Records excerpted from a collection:
********************

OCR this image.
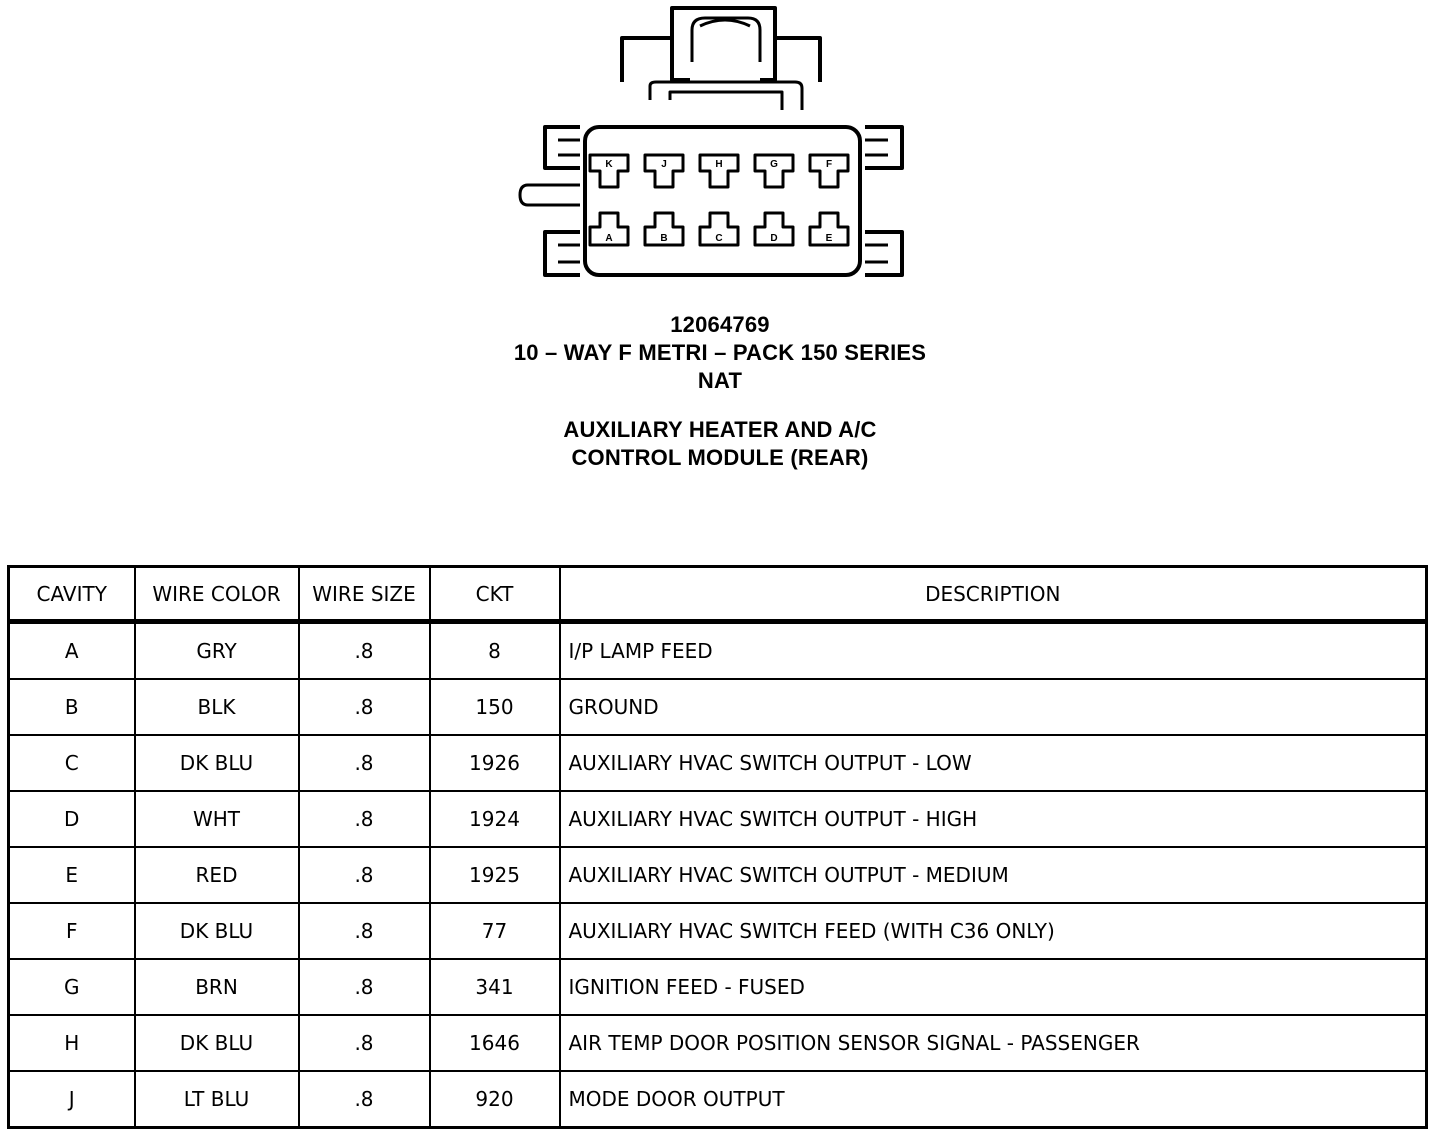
K	J	H	G	F
A	B	C	D	E
12064769
10 – WAY F METRI – PACK 150 SERIES
NAT
AUXILIARY HEATER AND A/C
CONTROL MODULE (REAR)
CAVITY	WIRE COLOR	WIRE SIZE	CKT	DESCRIPTION
A	GRY	.8	8	I/P LAMP FEED
B	BLK	.8	150	GROUND
C	DK BLU	.8	1926	AUXILIARY HVAC SWITCH OUTPUT - LOW
D	WHT	.8	1924	AUXILIARY HVAC SWITCH OUTPUT - HIGH
E	RED	.8	1925	AUXILIARY HVAC SWITCH OUTPUT - MEDIUM
F	DK BLU	.8	77	AUXILIARY HVAC SWITCH FEED (WITH C36 ONLY)
G	BRN	.8	341	IGNITION FEED - FUSED
H	DK BLU	.8	1646	AIR TEMP DOOR POSITION SENSOR SIGNAL - PASSENGER
J	LT BLU	.8	920	MODE DOOR OUTPUT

********************

*Work required*. Write out each line of the data exactly; the images should be left out.

*Completed exercise*.
OCR this image.
K	J	H	G	F
A	B	C	D	E
12064769
10 – WAY F METRI – PACK 150 SERIES
NAT
AUXILIARY HEATER AND A/C
CONTROL MODULE (REAR)
CAVITY	WIRE COLOR	WIRE SIZE	CKT	DESCRIPTION
A	GRY	.8	8	I/P LAMP FEED
B	BLK	.8	150	GROUND
C	DK BLU	.8	1926	AUXILIARY HVAC SWITCH OUTPUT - LOW
D	WHT	.8	1924	AUXILIARY HVAC SWITCH OUTPUT - HIGH
E	RED	.8	1925	AUXILIARY HVAC SWITCH OUTPUT - MEDIUM
F	DK BLU	.8	77	AUXILIARY HVAC SWITCH FEED (WITH C36 ONLY)
G	BRN	.8	341	IGNITION FEED - FUSED
H	DK BLU	.8	1646	AIR TEMP DOOR POSITION SENSOR SIGNAL - PASSENGER
J	LT BLU	.8	920	MODE DOOR OUTPUT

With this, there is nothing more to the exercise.